Collected data:
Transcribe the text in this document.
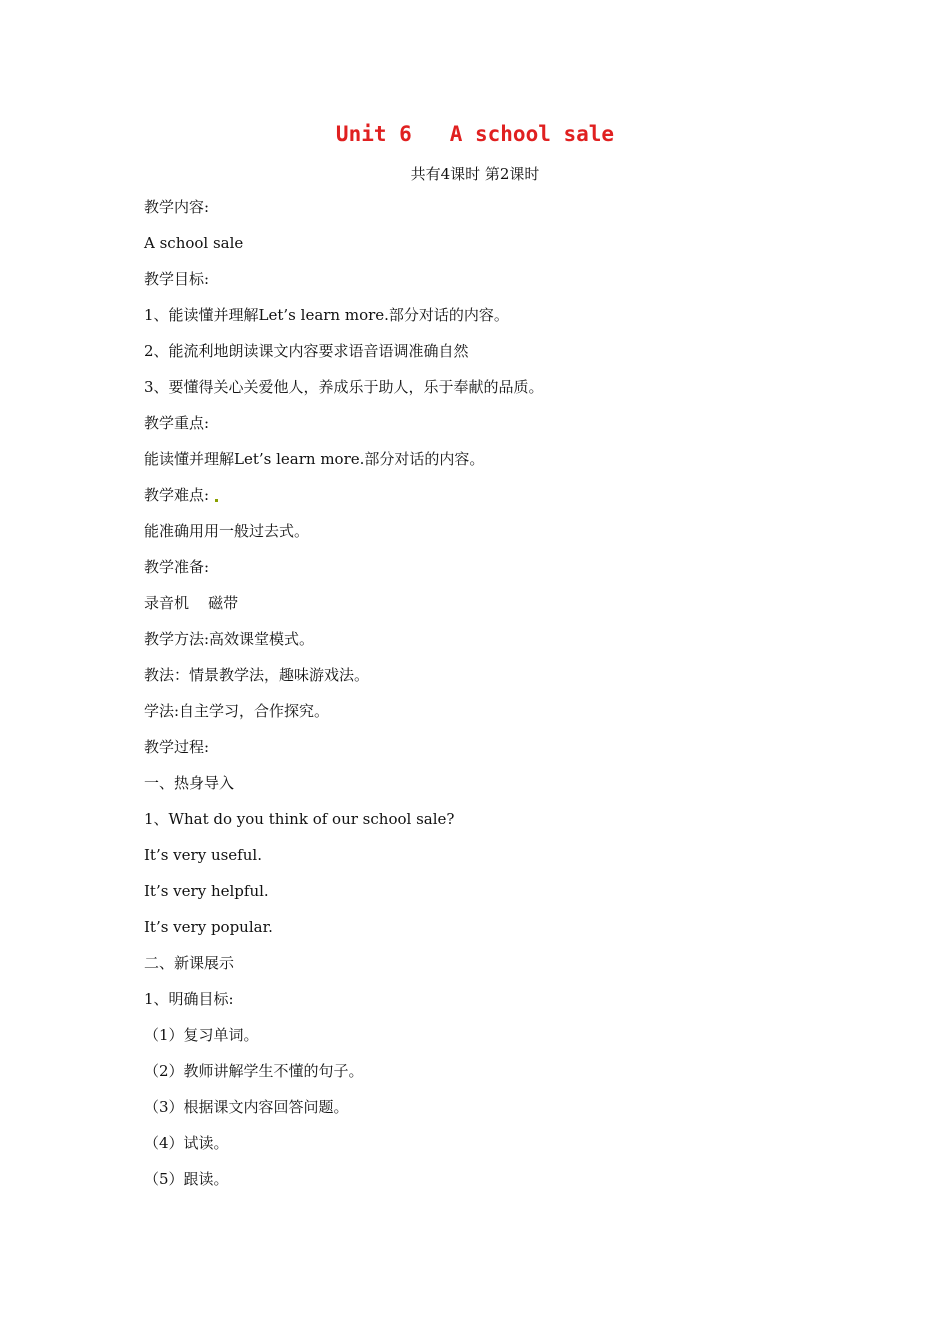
Unit 6   A school sale

共有4课时 第2课时

教学内容:

A school sale

教学目标:

1、能读懂并理解Let’s learn more.部分对话的内容。

2、能流利地朗读课文内容要求语音语调准确自然

3、要懂得关心关爱他人，养成乐于助人，乐于奉献的品质。

教学重点:

能读懂并理解Let’s learn more.部分对话的内容。

教学难点:

能准确用用一般过去式。

教学准备:

录音机    磁带

教学方法:高效课堂模式。

教法：情景教学法，趣味游戏法。

学法:自主学习，合作探究。

教学过程:

一、热身导入

1、What do you think of our school sale?

It’s very useful.

It’s very helpful.

It’s very popular.

二、新课展示

1、明确目标:

（1）复习单词。

（2）教师讲解学生不懂的句子。

（3）根据课文内容回答问题。

（4）试读。

（5）跟读。
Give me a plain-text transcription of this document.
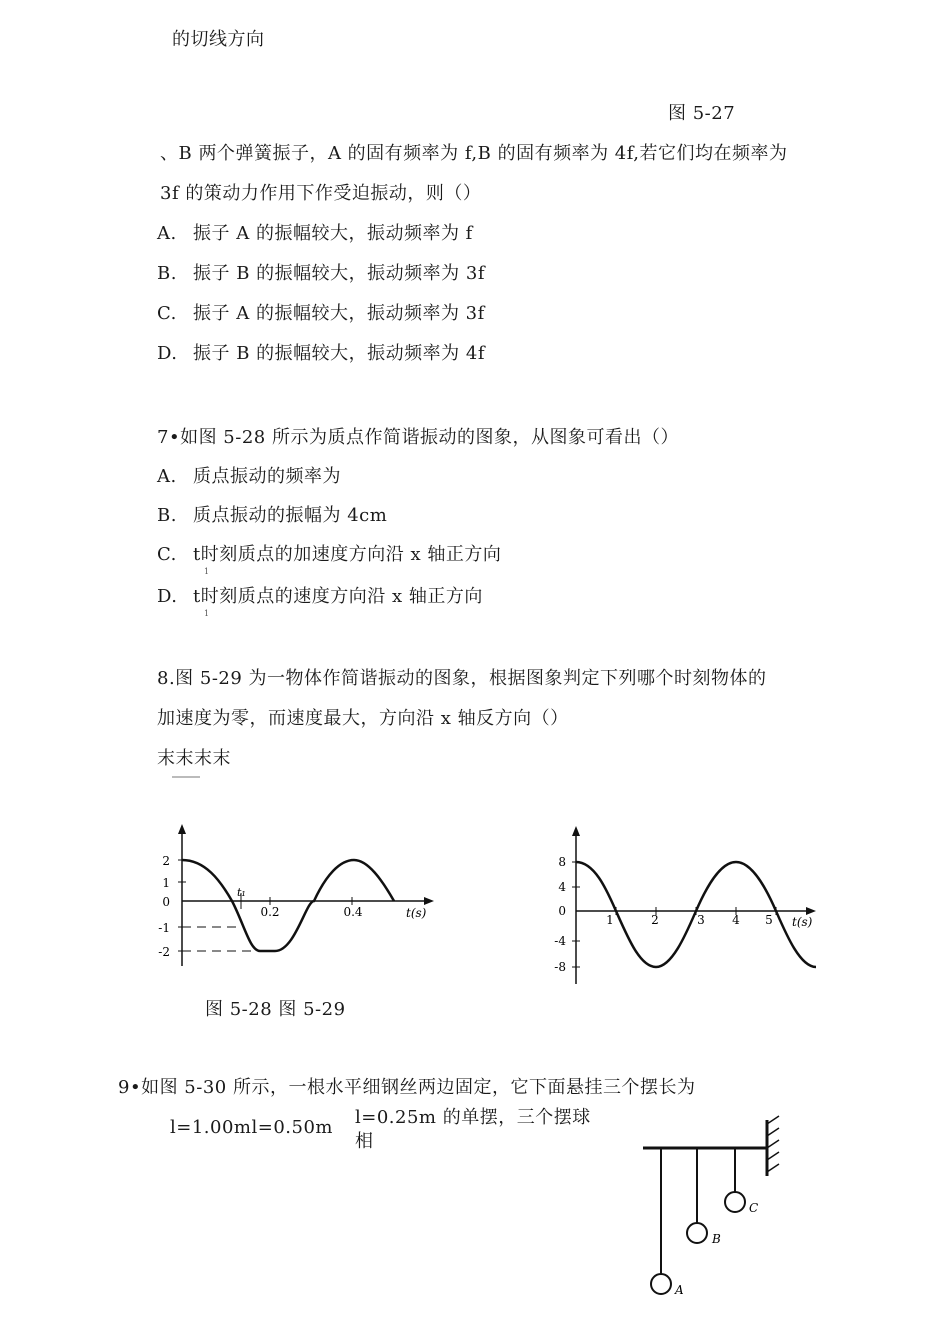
的切线方向
图 5-27
、B 两个弹簧振子，A 的固有频率为 f,B 的固有频率为 4f,若它们均在频率为
3f 的策动力作用下作受迫振动，则（）
A. 振子 A 的振幅较大，振动频率为 f
B. 振子 B 的振幅较大，振动频率为 3f
C. 振子 A 的振幅较大，振动频率为 3f
D. 振子 B 的振幅较大，振动频率为 4f
7•如图 5-28 所示为质点作简谐振动的图象，从图象可看出（）
A. 质点振动的频率为
B. 质点振动的振幅为 4cm
C. t时刻质点的加速度方向沿 x 轴正方向
1
D. t时刻质点的速度方向沿 x 轴正方向
1
8.图 5-29 为一物体作简谐振动的图象，根据图象判定下列哪个时刻物体的
加速度为零，而速度最大，方向沿 x 轴反方向（）
末末末末
2
1
0
-1
-2
0.2	0.4	t(s)
t₁
8
4
0
-4
-8
1	2	3 4 5 t(s)
图 5-28 图 5-29
9•如图 5-30 所示，一根水平细钢丝两边固定，它下面悬挂三个摆长为
l=1.00ml=0.50m l=0.25m 的单摆，三个摆球
相
A
B
C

• _Task directions_: Excluding the pictures, reproduce every entry exactly as given.

• _The answer_:
Transcribe the text in this document.
Unit 6   A school sale

共有4课时 第2课时

教学内容:

A school sale

教学目标:

1、能读懂并理解Let’s learn more.部分对话的内容。

2、能流利地朗读课文内容要求语音语调准确自然

3、要懂得关心关爱他人，养成乐于助人，乐于奉献的品质。

教学重点:

能读懂并理解Let’s learn more.部分对话的内容。

教学难点:

能准确用用一般过去式。

教学准备:

录音机    磁带

教学方法:高效课堂模式。

教法：情景教学法，趣味游戏法。

学法:自主学习，合作探究。

教学过程:

一、热身导入

1、What do you think of our school sale?

It’s very useful.

It’s very helpful.

It’s very popular.

二、新课展示

1、明确目标:

（1）复习单词。

（2）教师讲解学生不懂的句子。

（3）根据课文内容回答问题。

（4）试读。

（5）跟读。
Give me a plain-text transcription of this document.
的切线方向
图 5-27
、B 两个弹簧振子，A 的固有频率为 f,B 的固有频率为 4f,若它们均在频率为
3f 的策动力作用下作受迫振动，则（）
A. 振子 A 的振幅较大，振动频率为 f
B. 振子 B 的振幅较大，振动频率为 3f
C. 振子 A 的振幅较大，振动频率为 3f
D. 振子 B 的振幅较大，振动频率为 4f
7•如图 5-28 所示为质点作简谐振动的图象，从图象可看出（）
A. 质点振动的频率为
B. 质点振动的振幅为 4cm
C. t时刻质点的加速度方向沿 x 轴正方向
1
D. t时刻质点的速度方向沿 x 轴正方向
1
8.图 5-29 为一物体作简谐振动的图象，根据图象判定下列哪个时刻物体的
加速度为零，而速度最大，方向沿 x 轴反方向（）
末末末末
2
1
0
-1
-2
0.2	0.4	t(s)
t₁
8
4
0
-4
-8
1	2	3 4 5 t(s)
图 5-28 图 5-29
9•如图 5-30 所示，一根水平细钢丝两边固定，它下面悬挂三个摆长为
l=1.00ml=0.50m l=0.25m 的单摆，三个摆球
相
A
B
C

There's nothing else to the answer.